Goal » Return the records in full, exactly as given.

========================================================================

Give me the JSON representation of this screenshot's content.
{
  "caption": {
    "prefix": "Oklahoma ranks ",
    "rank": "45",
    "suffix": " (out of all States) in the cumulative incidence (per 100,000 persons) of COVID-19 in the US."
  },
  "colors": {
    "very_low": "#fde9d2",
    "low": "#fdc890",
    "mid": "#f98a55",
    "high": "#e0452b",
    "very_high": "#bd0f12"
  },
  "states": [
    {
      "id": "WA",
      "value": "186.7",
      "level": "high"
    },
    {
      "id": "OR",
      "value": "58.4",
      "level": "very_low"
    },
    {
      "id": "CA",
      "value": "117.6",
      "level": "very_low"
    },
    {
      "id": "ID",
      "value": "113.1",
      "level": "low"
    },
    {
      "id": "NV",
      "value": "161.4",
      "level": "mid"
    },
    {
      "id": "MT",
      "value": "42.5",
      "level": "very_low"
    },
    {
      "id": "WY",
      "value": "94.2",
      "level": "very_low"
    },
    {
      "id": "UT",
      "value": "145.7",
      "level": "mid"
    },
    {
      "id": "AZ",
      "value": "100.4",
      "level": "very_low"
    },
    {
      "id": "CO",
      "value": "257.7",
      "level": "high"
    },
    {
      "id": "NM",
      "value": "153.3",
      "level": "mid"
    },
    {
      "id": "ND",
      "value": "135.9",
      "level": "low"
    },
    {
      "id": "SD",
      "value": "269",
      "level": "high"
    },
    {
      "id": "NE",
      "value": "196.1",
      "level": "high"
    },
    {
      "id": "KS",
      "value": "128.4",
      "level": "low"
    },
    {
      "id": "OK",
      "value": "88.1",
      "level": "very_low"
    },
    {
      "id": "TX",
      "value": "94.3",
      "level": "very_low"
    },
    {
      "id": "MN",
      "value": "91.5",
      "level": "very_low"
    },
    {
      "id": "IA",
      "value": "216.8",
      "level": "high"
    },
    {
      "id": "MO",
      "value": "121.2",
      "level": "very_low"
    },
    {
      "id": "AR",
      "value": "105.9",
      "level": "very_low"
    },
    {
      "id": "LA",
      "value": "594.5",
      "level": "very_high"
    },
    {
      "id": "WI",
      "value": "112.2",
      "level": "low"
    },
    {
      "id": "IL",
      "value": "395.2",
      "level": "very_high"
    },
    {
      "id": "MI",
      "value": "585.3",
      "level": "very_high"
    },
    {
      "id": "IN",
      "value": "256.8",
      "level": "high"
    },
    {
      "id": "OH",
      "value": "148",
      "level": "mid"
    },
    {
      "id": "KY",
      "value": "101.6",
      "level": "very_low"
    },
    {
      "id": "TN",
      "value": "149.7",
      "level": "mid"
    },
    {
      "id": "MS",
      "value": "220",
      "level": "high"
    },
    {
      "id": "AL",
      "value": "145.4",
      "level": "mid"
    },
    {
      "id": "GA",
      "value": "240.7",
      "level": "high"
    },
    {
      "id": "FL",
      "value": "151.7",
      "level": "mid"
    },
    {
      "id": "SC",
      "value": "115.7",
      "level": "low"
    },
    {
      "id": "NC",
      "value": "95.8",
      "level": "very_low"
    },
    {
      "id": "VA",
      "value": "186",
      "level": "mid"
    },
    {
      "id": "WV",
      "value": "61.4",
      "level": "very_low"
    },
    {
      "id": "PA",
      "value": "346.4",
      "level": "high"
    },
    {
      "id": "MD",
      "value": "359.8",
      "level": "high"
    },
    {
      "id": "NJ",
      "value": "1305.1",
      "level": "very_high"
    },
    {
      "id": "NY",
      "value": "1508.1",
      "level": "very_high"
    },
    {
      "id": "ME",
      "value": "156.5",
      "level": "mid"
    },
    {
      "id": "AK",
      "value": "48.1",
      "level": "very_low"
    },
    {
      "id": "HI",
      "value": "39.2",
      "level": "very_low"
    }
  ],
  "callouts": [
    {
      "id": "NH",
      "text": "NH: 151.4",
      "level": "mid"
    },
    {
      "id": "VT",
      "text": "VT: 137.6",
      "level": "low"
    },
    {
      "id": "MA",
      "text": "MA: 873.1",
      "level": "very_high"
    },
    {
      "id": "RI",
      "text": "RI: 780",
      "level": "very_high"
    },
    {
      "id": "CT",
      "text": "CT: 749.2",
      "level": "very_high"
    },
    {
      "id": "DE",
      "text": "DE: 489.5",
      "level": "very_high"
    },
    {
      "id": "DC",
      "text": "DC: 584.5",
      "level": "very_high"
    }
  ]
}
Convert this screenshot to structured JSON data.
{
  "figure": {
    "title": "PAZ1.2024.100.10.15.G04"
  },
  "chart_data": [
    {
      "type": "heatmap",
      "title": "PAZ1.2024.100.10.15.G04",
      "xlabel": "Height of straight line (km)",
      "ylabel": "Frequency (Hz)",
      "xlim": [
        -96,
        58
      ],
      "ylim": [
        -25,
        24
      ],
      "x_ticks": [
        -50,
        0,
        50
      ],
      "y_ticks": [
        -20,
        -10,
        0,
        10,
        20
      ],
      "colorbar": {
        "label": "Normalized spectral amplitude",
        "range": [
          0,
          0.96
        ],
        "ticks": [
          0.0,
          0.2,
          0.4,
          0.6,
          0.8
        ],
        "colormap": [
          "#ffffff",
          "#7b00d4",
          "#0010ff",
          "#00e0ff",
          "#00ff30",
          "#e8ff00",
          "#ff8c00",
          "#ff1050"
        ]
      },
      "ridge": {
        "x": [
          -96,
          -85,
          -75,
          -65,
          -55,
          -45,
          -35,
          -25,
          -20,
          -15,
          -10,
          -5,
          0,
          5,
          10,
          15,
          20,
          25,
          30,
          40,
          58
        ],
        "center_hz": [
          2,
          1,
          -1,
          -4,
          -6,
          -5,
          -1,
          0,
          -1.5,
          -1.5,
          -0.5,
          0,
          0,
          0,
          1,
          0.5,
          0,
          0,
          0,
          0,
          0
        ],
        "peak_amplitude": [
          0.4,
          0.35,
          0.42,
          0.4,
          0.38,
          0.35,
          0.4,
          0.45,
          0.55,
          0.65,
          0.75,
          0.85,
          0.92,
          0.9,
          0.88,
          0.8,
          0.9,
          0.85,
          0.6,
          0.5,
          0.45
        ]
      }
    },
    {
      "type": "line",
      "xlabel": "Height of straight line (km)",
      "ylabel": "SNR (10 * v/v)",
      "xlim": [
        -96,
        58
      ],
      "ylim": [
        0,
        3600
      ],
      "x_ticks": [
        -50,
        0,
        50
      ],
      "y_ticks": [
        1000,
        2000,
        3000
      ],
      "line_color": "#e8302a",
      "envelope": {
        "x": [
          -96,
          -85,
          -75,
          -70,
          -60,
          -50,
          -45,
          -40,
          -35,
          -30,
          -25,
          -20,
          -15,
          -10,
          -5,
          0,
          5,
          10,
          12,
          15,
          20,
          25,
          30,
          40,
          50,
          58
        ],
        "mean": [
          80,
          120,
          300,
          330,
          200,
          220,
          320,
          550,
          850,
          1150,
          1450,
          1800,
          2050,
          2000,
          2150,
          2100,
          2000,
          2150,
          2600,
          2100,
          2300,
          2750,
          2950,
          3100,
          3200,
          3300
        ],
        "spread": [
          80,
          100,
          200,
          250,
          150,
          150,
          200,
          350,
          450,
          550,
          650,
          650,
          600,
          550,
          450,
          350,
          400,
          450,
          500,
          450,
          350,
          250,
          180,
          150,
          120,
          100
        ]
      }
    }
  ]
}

========================================================================

Worked answer »
Give me the JSON representation of this screenshot's content.
{
  "caption": {
    "prefix": "Oklahoma ranks ",
    "rank": "45",
    "suffix": " (out of all States) in the cumulative incidence (per 100,000 persons) of COVID-19 in the US."
  },
  "colors": {
    "very_low": "#fde9d2",
    "low": "#fdc890",
    "mid": "#f98a55",
    "high": "#e0452b",
    "very_high": "#bd0f12"
  },
  "states": [
    {
      "id": "WA",
      "value": "186.7",
      "level": "high"
    },
    {
      "id": "OR",
      "value": "58.4",
      "level": "very_low"
    },
    {
      "id": "CA",
      "value": "117.6",
      "level": "very_low"
    },
    {
      "id": "ID",
      "value": "113.1",
      "level": "low"
    },
    {
      "id": "NV",
      "value": "161.4",
      "level": "mid"
    },
    {
      "id": "MT",
      "value": "42.5",
      "level": "very_low"
    },
    {
      "id": "WY",
      "value": "94.2",
      "level": "very_low"
    },
    {
      "id": "UT",
      "value": "145.7",
      "level": "mid"
    },
    {
      "id": "AZ",
      "value": "100.4",
      "level": "very_low"
    },
    {
      "id": "CO",
      "value": "257.7",
      "level": "high"
    },
    {
      "id": "NM",
      "value": "153.3",
      "level": "mid"
    },
    {
      "id": "ND",
      "value": "135.9",
      "level": "low"
    },
    {
      "id": "SD",
      "value": "269",
      "level": "high"
    },
    {
      "id": "NE",
      "value": "196.1",
      "level": "high"
    },
    {
      "id": "KS",
      "value": "128.4",
      "level": "low"
    },
    {
      "id": "OK",
      "value": "88.1",
      "level": "very_low"
    },
    {
      "id": "TX",
      "value": "94.3",
      "level": "very_low"
    },
    {
      "id": "MN",
      "value": "91.5",
      "level": "very_low"
    },
    {
      "id": "IA",
      "value": "216.8",
      "level": "high"
    },
    {
      "id": "MO",
      "value": "121.2",
      "level": "very_low"
    },
    {
      "id": "AR",
      "value": "105.9",
      "level": "very_low"
    },
    {
      "id": "LA",
      "value": "594.5",
      "level": "very_high"
    },
    {
      "id": "WI",
      "value": "112.2",
      "level": "low"
    },
    {
      "id": "IL",
      "value": "395.2",
      "level": "very_high"
    },
    {
      "id": "MI",
      "value": "585.3",
      "level": "very_high"
    },
    {
      "id": "IN",
      "value": "256.8",
      "level": "high"
    },
    {
      "id": "OH",
      "value": "148",
      "level": "mid"
    },
    {
      "id": "KY",
      "value": "101.6",
      "level": "very_low"
    },
    {
      "id": "TN",
      "value": "149.7",
      "level": "mid"
    },
    {
      "id": "MS",
      "value": "220",
      "level": "high"
    },
    {
      "id": "AL",
      "value": "145.4",
      "level": "mid"
    },
    {
      "id": "GA",
      "value": "240.7",
      "level": "high"
    },
    {
      "id": "FL",
      "value": "151.7",
      "level": "mid"
    },
    {
      "id": "SC",
      "value": "115.7",
      "level": "low"
    },
    {
      "id": "NC",
      "value": "95.8",
      "level": "very_low"
    },
    {
      "id": "VA",
      "value": "186",
      "level": "mid"
    },
    {
      "id": "WV",
      "value": "61.4",
      "level": "very_low"
    },
    {
      "id": "PA",
      "value": "346.4",
      "level": "high"
    },
    {
      "id": "MD",
      "value": "359.8",
      "level": "high"
    },
    {
      "id": "NJ",
      "value": "1305.1",
      "level": "very_high"
    },
    {
      "id": "NY",
      "value": "1508.1",
      "level": "very_high"
    },
    {
      "id": "ME",
      "value": "156.5",
      "level": "mid"
    },
    {
      "id": "AK",
      "value": "48.1",
      "level": "very_low"
    },
    {
      "id": "HI",
      "value": "39.2",
      "level": "very_low"
    }
  ],
  "callouts": [
    {
      "id": "NH",
      "text": "NH: 151.4",
      "level": "mid"
    },
    {
      "id": "VT",
      "text": "VT: 137.6",
      "level": "low"
    },
    {
      "id": "MA",
      "text": "MA: 873.1",
      "level": "very_high"
    },
    {
      "id": "RI",
      "text": "RI: 780",
      "level": "very_high"
    },
    {
      "id": "CT",
      "text": "CT: 749.2",
      "level": "very_high"
    },
    {
      "id": "DE",
      "text": "DE: 489.5",
      "level": "very_high"
    },
    {
      "id": "DC",
      "text": "DC: 584.5",
      "level": "very_high"
    }
  ]
}
Convert this screenshot to structured JSON data.
{
  "figure": {
    "title": "PAZ1.2024.100.10.15.G04"
  },
  "chart_data": [
    {
      "type": "heatmap",
      "title": "PAZ1.2024.100.10.15.G04",
      "xlabel": "Height of straight line (km)",
      "ylabel": "Frequency (Hz)",
      "xlim": [
        -96,
        58
      ],
      "ylim": [
        -25,
        24
      ],
      "x_ticks": [
        -50,
        0,
        50
      ],
      "y_ticks": [
        -20,
        -10,
        0,
        10,
        20
      ],
      "colorbar": {
        "label": "Normalized spectral amplitude",
        "range": [
          0,
          0.96
        ],
        "ticks": [
          0.0,
          0.2,
          0.4,
          0.6,
          0.8
        ],
        "colormap": [
          "#ffffff",
          "#7b00d4",
          "#0010ff",
          "#00e0ff",
          "#00ff30",
          "#e8ff00",
          "#ff8c00",
          "#ff1050"
        ]
      },
      "ridge": {
        "x": [
          -96,
          -85,
          -75,
          -65,
          -55,
          -45,
          -35,
          -25,
          -20,
          -15,
          -10,
          -5,
          0,
          5,
          10,
          15,
          20,
          25,
          30,
          40,
          58
        ],
        "center_hz": [
          2,
          1,
          -1,
          -4,
          -6,
          -5,
          -1,
          0,
          -1.5,
          -1.5,
          -0.5,
          0,
          0,
          0,
          1,
          0.5,
          0,
          0,
          0,
          0,
          0
        ],
        "peak_amplitude": [
          0.4,
          0.35,
          0.42,
          0.4,
          0.38,
          0.35,
          0.4,
          0.45,
          0.55,
          0.65,
          0.75,
          0.85,
          0.92,
          0.9,
          0.88,
          0.8,
          0.9,
          0.85,
          0.6,
          0.5,
          0.45
        ]
      }
    },
    {
      "type": "line",
      "xlabel": "Height of straight line (km)",
      "ylabel": "SNR (10 * v/v)",
      "xlim": [
        -96,
        58
      ],
      "ylim": [
        0,
        3600
      ],
      "x_ticks": [
        -50,
        0,
        50
      ],
      "y_ticks": [
        1000,
        2000,
        3000
      ],
      "line_color": "#e8302a",
      "envelope": {
        "x": [
          -96,
          -85,
          -75,
          -70,
          -60,
          -50,
          -45,
          -40,
          -35,
          -30,
          -25,
          -20,
          -15,
          -10,
          -5,
          0,
          5,
          10,
          12,
          15,
          20,
          25,
          30,
          40,
          50,
          58
        ],
        "mean": [
          80,
          120,
          300,
          330,
          200,
          220,
          320,
          550,
          850,
          1150,
          1450,
          1800,
          2050,
          2000,
          2150,
          2100,
          2000,
          2150,
          2600,
          2100,
          2300,
          2750,
          2950,
          3100,
          3200,
          3300
        ],
        "spread": [
          80,
          100,
          200,
          250,
          150,
          150,
          200,
          350,
          450,
          550,
          650,
          650,
          600,
          550,
          450,
          350,
          400,
          450,
          500,
          450,
          350,
          250,
          180,
          150,
          120,
          100
        ]
      }
    }
  ]
}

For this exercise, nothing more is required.